- **GIVEN ENTRIES**
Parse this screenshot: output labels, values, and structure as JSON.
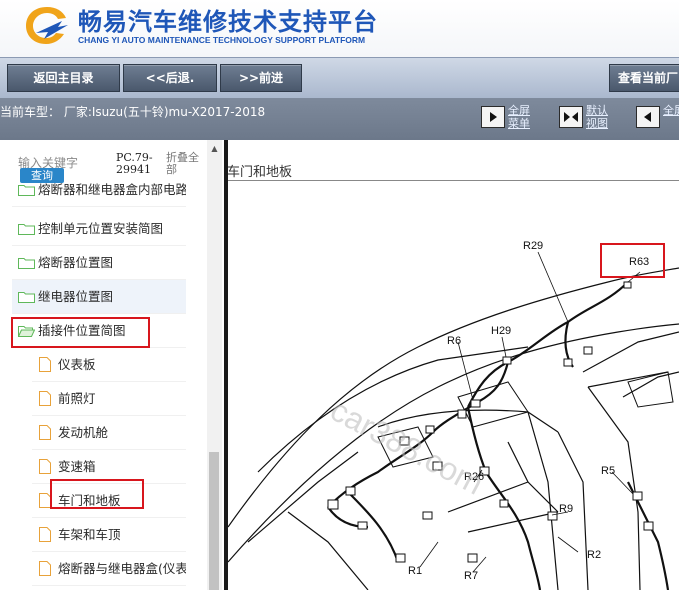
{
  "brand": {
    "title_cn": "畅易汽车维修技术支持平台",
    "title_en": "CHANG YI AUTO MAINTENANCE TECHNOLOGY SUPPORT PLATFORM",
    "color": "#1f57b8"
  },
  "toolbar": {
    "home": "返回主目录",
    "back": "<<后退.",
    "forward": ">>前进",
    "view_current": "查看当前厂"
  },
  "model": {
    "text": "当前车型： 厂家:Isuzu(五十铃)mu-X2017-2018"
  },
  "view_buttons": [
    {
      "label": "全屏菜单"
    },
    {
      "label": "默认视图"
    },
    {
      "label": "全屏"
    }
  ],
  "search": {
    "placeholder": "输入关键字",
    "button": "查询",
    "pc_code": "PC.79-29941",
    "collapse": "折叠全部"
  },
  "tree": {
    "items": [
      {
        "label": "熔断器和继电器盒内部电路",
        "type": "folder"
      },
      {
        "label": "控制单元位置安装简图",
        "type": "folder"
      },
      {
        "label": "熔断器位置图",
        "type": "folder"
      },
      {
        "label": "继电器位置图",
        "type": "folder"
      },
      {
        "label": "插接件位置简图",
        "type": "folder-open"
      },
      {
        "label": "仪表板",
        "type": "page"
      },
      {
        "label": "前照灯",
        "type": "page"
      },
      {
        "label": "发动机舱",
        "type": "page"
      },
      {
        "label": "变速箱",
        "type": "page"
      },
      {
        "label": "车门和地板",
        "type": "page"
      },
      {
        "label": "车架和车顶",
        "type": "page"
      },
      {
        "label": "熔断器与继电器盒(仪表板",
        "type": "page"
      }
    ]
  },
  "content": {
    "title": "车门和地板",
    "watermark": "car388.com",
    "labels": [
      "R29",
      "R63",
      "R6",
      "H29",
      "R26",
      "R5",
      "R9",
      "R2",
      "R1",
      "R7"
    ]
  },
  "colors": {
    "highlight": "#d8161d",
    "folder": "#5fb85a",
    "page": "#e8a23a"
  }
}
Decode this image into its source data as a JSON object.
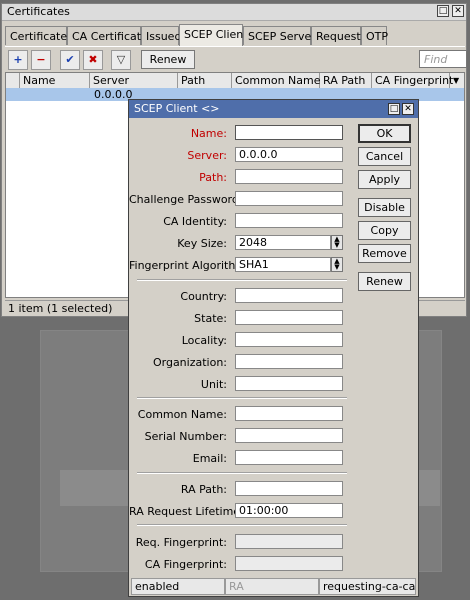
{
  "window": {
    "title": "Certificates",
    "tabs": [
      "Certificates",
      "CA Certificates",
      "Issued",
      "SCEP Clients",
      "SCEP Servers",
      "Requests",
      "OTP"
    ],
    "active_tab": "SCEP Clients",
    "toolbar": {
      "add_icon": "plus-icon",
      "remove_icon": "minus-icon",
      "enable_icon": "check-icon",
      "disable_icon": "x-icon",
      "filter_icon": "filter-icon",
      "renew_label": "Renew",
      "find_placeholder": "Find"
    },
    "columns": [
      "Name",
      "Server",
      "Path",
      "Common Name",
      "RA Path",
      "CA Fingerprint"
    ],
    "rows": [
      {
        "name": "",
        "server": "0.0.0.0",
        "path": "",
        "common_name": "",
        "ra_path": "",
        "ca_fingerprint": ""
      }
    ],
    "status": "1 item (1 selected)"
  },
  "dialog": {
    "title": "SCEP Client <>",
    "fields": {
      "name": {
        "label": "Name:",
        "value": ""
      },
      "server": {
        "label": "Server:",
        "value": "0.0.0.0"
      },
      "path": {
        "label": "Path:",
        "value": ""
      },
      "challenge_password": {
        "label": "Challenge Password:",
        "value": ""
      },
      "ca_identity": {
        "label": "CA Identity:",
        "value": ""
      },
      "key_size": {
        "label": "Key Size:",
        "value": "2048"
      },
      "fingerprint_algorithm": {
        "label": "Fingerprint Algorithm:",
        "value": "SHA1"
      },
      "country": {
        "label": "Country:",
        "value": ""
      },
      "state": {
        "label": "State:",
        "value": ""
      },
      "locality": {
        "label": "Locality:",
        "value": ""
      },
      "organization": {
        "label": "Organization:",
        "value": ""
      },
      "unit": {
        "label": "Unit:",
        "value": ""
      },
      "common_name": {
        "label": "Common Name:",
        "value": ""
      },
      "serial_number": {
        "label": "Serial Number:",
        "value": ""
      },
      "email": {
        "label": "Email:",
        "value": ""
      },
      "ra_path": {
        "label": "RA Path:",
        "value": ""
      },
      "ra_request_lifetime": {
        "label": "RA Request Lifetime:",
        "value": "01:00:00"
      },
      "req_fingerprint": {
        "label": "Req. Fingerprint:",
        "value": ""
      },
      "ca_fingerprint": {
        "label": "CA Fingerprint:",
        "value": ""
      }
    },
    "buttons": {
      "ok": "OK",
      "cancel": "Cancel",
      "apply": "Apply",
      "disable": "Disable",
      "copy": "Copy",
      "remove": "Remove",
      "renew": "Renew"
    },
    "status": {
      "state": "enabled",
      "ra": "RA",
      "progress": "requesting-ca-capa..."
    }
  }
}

- **THE REQUEST**
Scan the records above for the string "Certificates", then select every line that holds it.

- **FINAL RESULT**
    "title": "Certificates",
      "Certificates",
      "CA Certificates",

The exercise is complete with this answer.